Reproduce every line of the records below without changing a single character.

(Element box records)
....

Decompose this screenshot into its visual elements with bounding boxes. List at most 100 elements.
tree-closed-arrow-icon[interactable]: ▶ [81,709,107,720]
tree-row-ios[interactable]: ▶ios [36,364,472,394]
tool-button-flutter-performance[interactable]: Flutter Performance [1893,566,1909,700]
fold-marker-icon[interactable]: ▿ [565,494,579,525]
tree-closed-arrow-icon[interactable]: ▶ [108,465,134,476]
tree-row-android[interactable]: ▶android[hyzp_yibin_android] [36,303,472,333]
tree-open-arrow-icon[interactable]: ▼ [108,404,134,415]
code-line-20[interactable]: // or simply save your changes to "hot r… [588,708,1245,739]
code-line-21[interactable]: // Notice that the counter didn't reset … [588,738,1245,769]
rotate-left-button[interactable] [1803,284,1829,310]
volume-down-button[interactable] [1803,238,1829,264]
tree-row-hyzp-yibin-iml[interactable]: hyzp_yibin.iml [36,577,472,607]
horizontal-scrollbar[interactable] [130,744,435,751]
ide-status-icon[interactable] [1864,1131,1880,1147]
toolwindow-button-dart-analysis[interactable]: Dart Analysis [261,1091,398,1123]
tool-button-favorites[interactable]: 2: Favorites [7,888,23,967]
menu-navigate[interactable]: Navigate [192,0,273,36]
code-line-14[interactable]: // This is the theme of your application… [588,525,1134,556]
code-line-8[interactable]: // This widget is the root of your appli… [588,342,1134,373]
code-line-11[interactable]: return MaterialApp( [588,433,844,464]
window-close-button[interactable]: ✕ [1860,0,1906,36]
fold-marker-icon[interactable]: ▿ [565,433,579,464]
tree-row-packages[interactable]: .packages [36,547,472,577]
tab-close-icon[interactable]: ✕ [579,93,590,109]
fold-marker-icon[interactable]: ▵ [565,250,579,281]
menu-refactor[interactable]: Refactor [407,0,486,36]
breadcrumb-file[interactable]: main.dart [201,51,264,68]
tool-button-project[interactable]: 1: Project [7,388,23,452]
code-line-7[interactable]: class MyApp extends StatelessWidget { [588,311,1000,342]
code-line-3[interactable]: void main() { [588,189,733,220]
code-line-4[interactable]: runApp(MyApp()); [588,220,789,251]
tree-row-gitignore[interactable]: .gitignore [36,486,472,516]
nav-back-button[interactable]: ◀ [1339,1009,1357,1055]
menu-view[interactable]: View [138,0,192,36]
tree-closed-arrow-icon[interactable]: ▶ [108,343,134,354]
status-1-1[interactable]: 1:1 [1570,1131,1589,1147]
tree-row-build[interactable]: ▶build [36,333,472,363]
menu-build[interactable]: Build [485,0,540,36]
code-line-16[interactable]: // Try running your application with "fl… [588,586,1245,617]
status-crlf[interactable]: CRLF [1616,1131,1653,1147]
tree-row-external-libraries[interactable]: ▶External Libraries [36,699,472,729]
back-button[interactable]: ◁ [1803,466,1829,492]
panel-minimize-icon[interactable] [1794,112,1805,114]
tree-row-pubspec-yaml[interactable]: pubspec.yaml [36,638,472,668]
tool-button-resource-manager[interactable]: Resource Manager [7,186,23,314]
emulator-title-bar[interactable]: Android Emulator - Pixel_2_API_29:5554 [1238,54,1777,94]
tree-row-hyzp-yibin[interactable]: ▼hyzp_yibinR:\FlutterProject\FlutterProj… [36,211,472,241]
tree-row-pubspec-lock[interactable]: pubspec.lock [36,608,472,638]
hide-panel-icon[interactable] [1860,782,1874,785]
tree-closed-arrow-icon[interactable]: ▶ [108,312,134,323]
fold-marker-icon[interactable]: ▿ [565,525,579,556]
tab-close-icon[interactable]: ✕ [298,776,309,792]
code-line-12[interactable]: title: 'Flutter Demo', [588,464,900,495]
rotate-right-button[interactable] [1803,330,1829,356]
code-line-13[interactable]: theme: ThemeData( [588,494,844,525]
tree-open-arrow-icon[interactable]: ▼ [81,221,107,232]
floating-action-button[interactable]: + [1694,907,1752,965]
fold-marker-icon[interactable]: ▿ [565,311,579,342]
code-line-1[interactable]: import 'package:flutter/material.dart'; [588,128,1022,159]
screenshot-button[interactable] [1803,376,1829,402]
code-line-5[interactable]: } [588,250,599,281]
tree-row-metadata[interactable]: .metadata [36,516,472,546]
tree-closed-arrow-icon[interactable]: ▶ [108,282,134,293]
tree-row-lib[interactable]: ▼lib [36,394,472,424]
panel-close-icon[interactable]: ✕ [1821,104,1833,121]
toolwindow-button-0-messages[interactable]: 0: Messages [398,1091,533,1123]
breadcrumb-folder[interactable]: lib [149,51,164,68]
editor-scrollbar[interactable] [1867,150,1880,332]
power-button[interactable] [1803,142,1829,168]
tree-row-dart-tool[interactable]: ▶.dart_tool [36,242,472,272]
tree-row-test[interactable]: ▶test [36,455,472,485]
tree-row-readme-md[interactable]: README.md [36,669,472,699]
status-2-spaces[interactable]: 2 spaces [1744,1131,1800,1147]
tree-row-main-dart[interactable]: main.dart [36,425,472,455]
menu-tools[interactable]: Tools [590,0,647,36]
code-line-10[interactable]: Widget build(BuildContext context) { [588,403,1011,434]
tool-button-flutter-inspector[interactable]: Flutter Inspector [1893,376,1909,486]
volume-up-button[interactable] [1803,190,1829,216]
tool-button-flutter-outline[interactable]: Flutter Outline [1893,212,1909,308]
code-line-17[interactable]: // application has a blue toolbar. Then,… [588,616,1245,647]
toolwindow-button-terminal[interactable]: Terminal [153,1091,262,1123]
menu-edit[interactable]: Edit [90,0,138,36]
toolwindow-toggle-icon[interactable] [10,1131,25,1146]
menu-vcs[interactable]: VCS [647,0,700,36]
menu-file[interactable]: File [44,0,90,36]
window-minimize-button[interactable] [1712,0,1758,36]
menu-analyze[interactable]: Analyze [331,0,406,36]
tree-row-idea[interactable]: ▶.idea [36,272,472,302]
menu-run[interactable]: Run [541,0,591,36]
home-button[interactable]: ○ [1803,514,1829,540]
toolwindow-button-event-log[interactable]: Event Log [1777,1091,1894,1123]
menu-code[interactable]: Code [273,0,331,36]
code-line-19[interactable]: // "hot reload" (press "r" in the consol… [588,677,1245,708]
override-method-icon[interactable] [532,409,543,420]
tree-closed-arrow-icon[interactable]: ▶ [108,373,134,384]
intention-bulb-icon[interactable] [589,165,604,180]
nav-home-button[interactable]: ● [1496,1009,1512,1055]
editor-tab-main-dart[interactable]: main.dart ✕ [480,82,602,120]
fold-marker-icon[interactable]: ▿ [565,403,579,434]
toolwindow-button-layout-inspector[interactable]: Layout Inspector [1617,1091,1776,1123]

....

* FULL ANSWER:
Decompose this screenshot into its visual elements with bounding boxes. List at most 100 elements.
tree-closed-arrow-icon[interactable]: ▶ [81,709,107,720]
tree-row-ios[interactable]: ▶ios [36,364,472,394]
tool-button-flutter-performance[interactable]: Flutter Performance [1893,566,1909,700]
fold-marker-icon[interactable]: ▿ [565,494,579,525]
tree-closed-arrow-icon[interactable]: ▶ [108,465,134,476]
tree-row-android[interactable]: ▶android[hyzp_yibin_android] [36,303,472,333]
tree-open-arrow-icon[interactable]: ▼ [108,404,134,415]
code-line-20[interactable]: // or simply save your changes to "hot r… [588,708,1245,739]
code-line-21[interactable]: // Notice that the counter didn't reset … [588,738,1245,769]
rotate-left-button[interactable] [1803,284,1829,310]
volume-down-button[interactable] [1803,238,1829,264]
tree-row-hyzp-yibin-iml[interactable]: hyzp_yibin.iml [36,577,472,607]
horizontal-scrollbar[interactable] [130,744,435,751]
ide-status-icon[interactable] [1864,1131,1880,1147]
toolwindow-button-dart-analysis[interactable]: Dart Analysis [261,1091,398,1123]
tool-button-favorites[interactable]: 2: Favorites [7,888,23,967]
menu-navigate[interactable]: Navigate [192,0,273,36]
code-line-14[interactable]: // This is the theme of your application… [588,525,1134,556]
code-line-8[interactable]: // This widget is the root of your appli… [588,342,1134,373]
code-line-11[interactable]: return MaterialApp( [588,433,844,464]
window-close-button[interactable]: ✕ [1860,0,1906,36]
fold-marker-icon[interactable]: ▿ [565,433,579,464]
tree-row-packages[interactable]: .packages [36,547,472,577]
tab-close-icon[interactable]: ✕ [579,93,590,109]
fold-marker-icon[interactable]: ▵ [565,250,579,281]
menu-refactor[interactable]: Refactor [407,0,486,36]
breadcrumb-file[interactable]: main.dart [201,51,264,68]
tool-button-project[interactable]: 1: Project [7,388,23,452]
code-line-7[interactable]: class MyApp extends StatelessWidget { [588,311,1000,342]
code-line-3[interactable]: void main() { [588,189,733,220]
code-line-4[interactable]: runApp(MyApp()); [588,220,789,251]
tree-row-gitignore[interactable]: .gitignore [36,486,472,516]
nav-back-button[interactable]: ◀ [1339,1009,1357,1055]
menu-view[interactable]: View [138,0,192,36]
tree-closed-arrow-icon[interactable]: ▶ [108,343,134,354]
status-1-1[interactable]: 1:1 [1570,1131,1589,1147]
tree-row-build[interactable]: ▶build [36,333,472,363]
menu-build[interactable]: Build [485,0,540,36]
code-line-16[interactable]: // Try running your application with "fl… [588,586,1245,617]
status-crlf[interactable]: CRLF [1616,1131,1653,1147]
tree-row-external-libraries[interactable]: ▶External Libraries [36,699,472,729]
back-button[interactable]: ◁ [1803,466,1829,492]
panel-minimize-icon[interactable] [1794,112,1805,114]
tree-row-pubspec-yaml[interactable]: pubspec.yaml [36,638,472,668]
tool-button-resource-manager[interactable]: Resource Manager [7,186,23,314]
emulator-title-bar[interactable]: Android Emulator - Pixel_2_API_29:5554 [1238,54,1777,94]
tree-row-hyzp-yibin[interactable]: ▼hyzp_yibinR:\FlutterProject\FlutterProj… [36,211,472,241]
tree-row-pubspec-lock[interactable]: pubspec.lock [36,608,472,638]
hide-panel-icon[interactable] [1860,782,1874,785]
tree-closed-arrow-icon[interactable]: ▶ [108,312,134,323]
fold-marker-icon[interactable]: ▿ [565,525,579,556]
tab-close-icon[interactable]: ✕ [298,776,309,792]
code-line-12[interactable]: title: 'Flutter Demo', [588,464,900,495]
rotate-right-button[interactable] [1803,330,1829,356]
code-line-13[interactable]: theme: ThemeData( [588,494,844,525]
tree-open-arrow-icon[interactable]: ▼ [81,221,107,232]
floating-action-button[interactable]: + [1694,907,1752,965]
fold-marker-icon[interactable]: ▿ [565,311,579,342]
code-line-1[interactable]: import 'package:flutter/material.dart'; [588,128,1022,159]
screenshot-button[interactable] [1803,376,1829,402]
code-line-5[interactable]: } [588,250,599,281]
tree-row-metadata[interactable]: .metadata [36,516,472,546]
tree-closed-arrow-icon[interactable]: ▶ [108,282,134,293]
tree-row-lib[interactable]: ▼lib [36,394,472,424]
panel-close-icon[interactable]: ✕ [1821,104,1833,121]
toolwindow-button-0-messages[interactable]: 0: Messages [398,1091,533,1123]
breadcrumb-folder[interactable]: lib [149,51,164,68]
editor-scrollbar[interactable] [1867,150,1880,332]
power-button[interactable] [1803,142,1829,168]
tree-row-dart-tool[interactable]: ▶.dart_tool [36,242,472,272]
tree-row-test[interactable]: ▶test [36,455,472,485]
tree-row-readme-md[interactable]: README.md [36,669,472,699]
status-2-spaces[interactable]: 2 spaces [1744,1131,1800,1147]
tree-row-main-dart[interactable]: main.dart [36,425,472,455]
menu-tools[interactable]: Tools [590,0,647,36]
code-line-10[interactable]: Widget build(BuildContext context) { [588,403,1011,434]
tool-button-flutter-inspector[interactable]: Flutter Inspector [1893,376,1909,486]
volume-up-button[interactable] [1803,190,1829,216]
tool-button-flutter-outline[interactable]: Flutter Outline [1893,212,1909,308]
code-line-17[interactable]: // application has a blue toolbar. Then,… [588,616,1245,647]
toolwindow-button-terminal[interactable]: Terminal [153,1091,262,1123]
menu-edit[interactable]: Edit [90,0,138,36]
toolwindow-toggle-icon[interactable] [10,1131,25,1146]
menu-vcs[interactable]: VCS [647,0,700,36]
menu-file[interactable]: File [44,0,90,36]
window-minimize-button[interactable] [1712,0,1758,36]
menu-analyze[interactable]: Analyze [331,0,406,36]
tree-row-idea[interactable]: ▶.idea [36,272,472,302]
menu-run[interactable]: Run [541,0,591,36]
home-button[interactable]: ○ [1803,514,1829,540]
toolwindow-button-event-log[interactable]: Event Log [1777,1091,1894,1123]
menu-code[interactable]: Code [273,0,331,36]
code-line-19[interactable]: // "hot reload" (press "r" in the consol… [588,677,1245,708]
override-method-icon[interactable] [532,409,543,420]
tree-closed-arrow-icon[interactable]: ▶ [108,373,134,384]
intention-bulb-icon[interactable] [589,165,604,180]
nav-home-button[interactable]: ● [1496,1009,1512,1055]
editor-tab-main-dart[interactable]: main.dart ✕ [480,82,602,120]
fold-marker-icon[interactable]: ▿ [565,403,579,434]
toolwindow-button-layout-inspector[interactable]: Layout Inspector [1617,1091,1776,1123]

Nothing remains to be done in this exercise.